(Recorded data)

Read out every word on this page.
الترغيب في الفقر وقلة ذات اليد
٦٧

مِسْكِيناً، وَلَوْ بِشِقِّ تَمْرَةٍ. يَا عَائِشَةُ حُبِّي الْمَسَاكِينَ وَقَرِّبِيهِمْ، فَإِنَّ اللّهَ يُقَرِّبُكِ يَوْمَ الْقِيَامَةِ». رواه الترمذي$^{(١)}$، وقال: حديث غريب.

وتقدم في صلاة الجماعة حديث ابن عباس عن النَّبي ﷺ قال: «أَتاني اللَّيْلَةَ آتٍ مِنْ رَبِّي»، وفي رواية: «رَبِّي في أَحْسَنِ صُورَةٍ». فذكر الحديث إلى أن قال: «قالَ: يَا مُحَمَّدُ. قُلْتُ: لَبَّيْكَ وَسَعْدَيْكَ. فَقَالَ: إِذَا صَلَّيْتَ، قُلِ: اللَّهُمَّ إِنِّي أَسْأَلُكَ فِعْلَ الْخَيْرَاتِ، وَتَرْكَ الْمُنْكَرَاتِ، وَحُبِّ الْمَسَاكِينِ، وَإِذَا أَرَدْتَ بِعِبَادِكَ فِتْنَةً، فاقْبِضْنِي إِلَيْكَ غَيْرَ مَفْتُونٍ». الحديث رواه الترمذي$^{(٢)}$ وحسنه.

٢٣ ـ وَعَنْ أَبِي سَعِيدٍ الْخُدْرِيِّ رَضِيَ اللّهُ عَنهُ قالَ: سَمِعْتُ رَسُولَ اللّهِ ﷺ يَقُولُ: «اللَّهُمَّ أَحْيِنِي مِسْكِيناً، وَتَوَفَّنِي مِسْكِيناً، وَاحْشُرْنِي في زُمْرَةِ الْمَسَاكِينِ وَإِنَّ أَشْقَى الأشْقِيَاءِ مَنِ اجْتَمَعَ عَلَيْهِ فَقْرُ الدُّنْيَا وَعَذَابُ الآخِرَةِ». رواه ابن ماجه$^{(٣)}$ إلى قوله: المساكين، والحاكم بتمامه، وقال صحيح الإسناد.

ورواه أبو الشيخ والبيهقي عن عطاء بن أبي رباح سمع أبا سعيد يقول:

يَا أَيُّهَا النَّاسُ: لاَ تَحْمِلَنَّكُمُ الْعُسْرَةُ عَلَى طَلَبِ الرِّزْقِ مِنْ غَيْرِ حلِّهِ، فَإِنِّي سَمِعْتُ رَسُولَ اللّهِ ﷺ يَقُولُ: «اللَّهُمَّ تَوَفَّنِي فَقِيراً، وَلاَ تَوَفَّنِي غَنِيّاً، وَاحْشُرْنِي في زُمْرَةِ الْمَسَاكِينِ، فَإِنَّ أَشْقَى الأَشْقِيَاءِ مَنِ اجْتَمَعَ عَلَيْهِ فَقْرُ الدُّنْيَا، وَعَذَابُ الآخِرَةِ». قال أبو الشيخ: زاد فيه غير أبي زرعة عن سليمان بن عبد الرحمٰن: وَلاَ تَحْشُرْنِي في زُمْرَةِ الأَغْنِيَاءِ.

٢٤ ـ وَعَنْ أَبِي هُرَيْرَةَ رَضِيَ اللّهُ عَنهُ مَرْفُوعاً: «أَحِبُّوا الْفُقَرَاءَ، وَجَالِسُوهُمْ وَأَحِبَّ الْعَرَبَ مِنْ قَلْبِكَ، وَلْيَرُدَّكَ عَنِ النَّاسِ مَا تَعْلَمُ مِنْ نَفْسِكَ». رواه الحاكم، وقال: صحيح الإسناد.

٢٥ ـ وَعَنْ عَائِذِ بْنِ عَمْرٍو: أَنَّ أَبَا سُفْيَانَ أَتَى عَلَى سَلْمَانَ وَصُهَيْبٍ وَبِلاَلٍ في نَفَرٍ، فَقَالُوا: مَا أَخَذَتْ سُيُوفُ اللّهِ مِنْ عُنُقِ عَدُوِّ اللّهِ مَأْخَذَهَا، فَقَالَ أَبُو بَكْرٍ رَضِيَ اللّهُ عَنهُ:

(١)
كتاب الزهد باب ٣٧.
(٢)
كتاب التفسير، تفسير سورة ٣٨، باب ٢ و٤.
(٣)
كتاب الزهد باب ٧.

→ Stated exercise
Copy the records above exactly.

→ Answer for the task
Read out every word on this page.
الترغيب في الفقر وقلة ذات اليد
٦٧

مِسْكِيناً، وَلَوْ بِشِقِّ تَمْرَةٍ. يَا عَائِشَةُ حُبِّي الْمَسَاكِينَ وَقَرِّبِيهِمْ، فَإِنَّ اللّهَ يُقَرِّبُكِ يَوْمَ الْقِيَامَةِ». رواه الترمذي$^{(١)}$، وقال: حديث غريب.

وتقدم في صلاة الجماعة حديث ابن عباس عن النَّبي ﷺ قال: «أَتاني اللَّيْلَةَ آتٍ مِنْ رَبِّي»، وفي رواية: «رَبِّي في أَحْسَنِ صُورَةٍ». فذكر الحديث إلى أن قال: «قالَ: يَا مُحَمَّدُ. قُلْتُ: لَبَّيْكَ وَسَعْدَيْكَ. فَقَالَ: إِذَا صَلَّيْتَ، قُلِ: اللَّهُمَّ إِنِّي أَسْأَلُكَ فِعْلَ الْخَيْرَاتِ، وَتَرْكَ الْمُنْكَرَاتِ، وَحُبِّ الْمَسَاكِينِ، وَإِذَا أَرَدْتَ بِعِبَادِكَ فِتْنَةً، فاقْبِضْنِي إِلَيْكَ غَيْرَ مَفْتُونٍ». الحديث رواه الترمذي$^{(٢)}$ وحسنه.

٢٣ ـ وَعَنْ أَبِي سَعِيدٍ الْخُدْرِيِّ رَضِيَ اللّهُ عَنهُ قالَ: سَمِعْتُ رَسُولَ اللّهِ ﷺ يَقُولُ: «اللَّهُمَّ أَحْيِنِي مِسْكِيناً، وَتَوَفَّنِي مِسْكِيناً، وَاحْشُرْنِي في زُمْرَةِ الْمَسَاكِينِ وَإِنَّ أَشْقَى الأشْقِيَاءِ مَنِ اجْتَمَعَ عَلَيْهِ فَقْرُ الدُّنْيَا وَعَذَابُ الآخِرَةِ». رواه ابن ماجه$^{(٣)}$ إلى قوله: المساكين، والحاكم بتمامه، وقال صحيح الإسناد.

ورواه أبو الشيخ والبيهقي عن عطاء بن أبي رباح سمع أبا سعيد يقول:

يَا أَيُّهَا النَّاسُ: لاَ تَحْمِلَنَّكُمُ الْعُسْرَةُ عَلَى طَلَبِ الرِّزْقِ مِنْ غَيْرِ حلِّهِ، فَإِنِّي سَمِعْتُ رَسُولَ اللّهِ ﷺ يَقُولُ: «اللَّهُمَّ تَوَفَّنِي فَقِيراً، وَلاَ تَوَفَّنِي غَنِيّاً، وَاحْشُرْنِي في زُمْرَةِ الْمَسَاكِينِ، فَإِنَّ أَشْقَى الأَشْقِيَاءِ مَنِ اجْتَمَعَ عَلَيْهِ فَقْرُ الدُّنْيَا، وَعَذَابُ الآخِرَةِ». قال أبو الشيخ: زاد فيه غير أبي زرعة عن سليمان بن عبد الرحمٰن: وَلاَ تَحْشُرْنِي في زُمْرَةِ الأَغْنِيَاءِ.

٢٤ ـ وَعَنْ أَبِي هُرَيْرَةَ رَضِيَ اللّهُ عَنهُ مَرْفُوعاً: «أَحِبُّوا الْفُقَرَاءَ، وَجَالِسُوهُمْ وَأَحِبَّ الْعَرَبَ مِنْ قَلْبِكَ، وَلْيَرُدَّكَ عَنِ النَّاسِ مَا تَعْلَمُ مِنْ نَفْسِكَ». رواه الحاكم، وقال: صحيح الإسناد.

٢٥ ـ وَعَنْ عَائِذِ بْنِ عَمْرٍو: أَنَّ أَبَا سُفْيَانَ أَتَى عَلَى سَلْمَانَ وَصُهَيْبٍ وَبِلاَلٍ في نَفَرٍ، فَقَالُوا: مَا أَخَذَتْ سُيُوفُ اللّهِ مِنْ عُنُقِ عَدُوِّ اللّهِ مَأْخَذَهَا، فَقَالَ أَبُو بَكْرٍ رَضِيَ اللّهُ عَنهُ:

(١)
كتاب الزهد باب ٣٧.
(٢)
كتاب التفسير، تفسير سورة ٣٨، باب ٢ و٤.
(٣)
كتاب الزهد باب ٧.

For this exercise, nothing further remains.